--- Start of Provided records ---

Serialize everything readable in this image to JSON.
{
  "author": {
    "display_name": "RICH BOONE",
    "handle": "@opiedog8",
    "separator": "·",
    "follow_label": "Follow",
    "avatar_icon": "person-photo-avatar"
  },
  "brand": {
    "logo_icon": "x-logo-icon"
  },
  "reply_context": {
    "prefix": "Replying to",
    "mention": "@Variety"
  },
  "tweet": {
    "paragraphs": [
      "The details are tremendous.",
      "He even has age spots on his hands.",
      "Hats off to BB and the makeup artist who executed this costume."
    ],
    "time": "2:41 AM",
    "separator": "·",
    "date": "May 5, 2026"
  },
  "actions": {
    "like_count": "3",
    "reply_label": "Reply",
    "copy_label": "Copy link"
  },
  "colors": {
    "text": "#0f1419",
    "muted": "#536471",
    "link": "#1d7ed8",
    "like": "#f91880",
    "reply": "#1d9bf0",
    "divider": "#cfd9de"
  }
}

--- End of Provided records ---

- _Task goal_
Transcribe all of the material exactly. Omit nothing.

- _Exercise response_
Serialize everything readable in this image to JSON.
{
  "author": {
    "display_name": "RICH BOONE",
    "handle": "@opiedog8",
    "separator": "·",
    "follow_label": "Follow",
    "avatar_icon": "person-photo-avatar"
  },
  "brand": {
    "logo_icon": "x-logo-icon"
  },
  "reply_context": {
    "prefix": "Replying to",
    "mention": "@Variety"
  },
  "tweet": {
    "paragraphs": [
      "The details are tremendous.",
      "He even has age spots on his hands.",
      "Hats off to BB and the makeup artist who executed this costume."
    ],
    "time": "2:41 AM",
    "separator": "·",
    "date": "May 5, 2026"
  },
  "actions": {
    "like_count": "3",
    "reply_label": "Reply",
    "copy_label": "Copy link"
  },
  "colors": {
    "text": "#0f1419",
    "muted": "#536471",
    "link": "#1d7ed8",
    "like": "#f91880",
    "reply": "#1d9bf0",
    "divider": "#cfd9de"
  }
}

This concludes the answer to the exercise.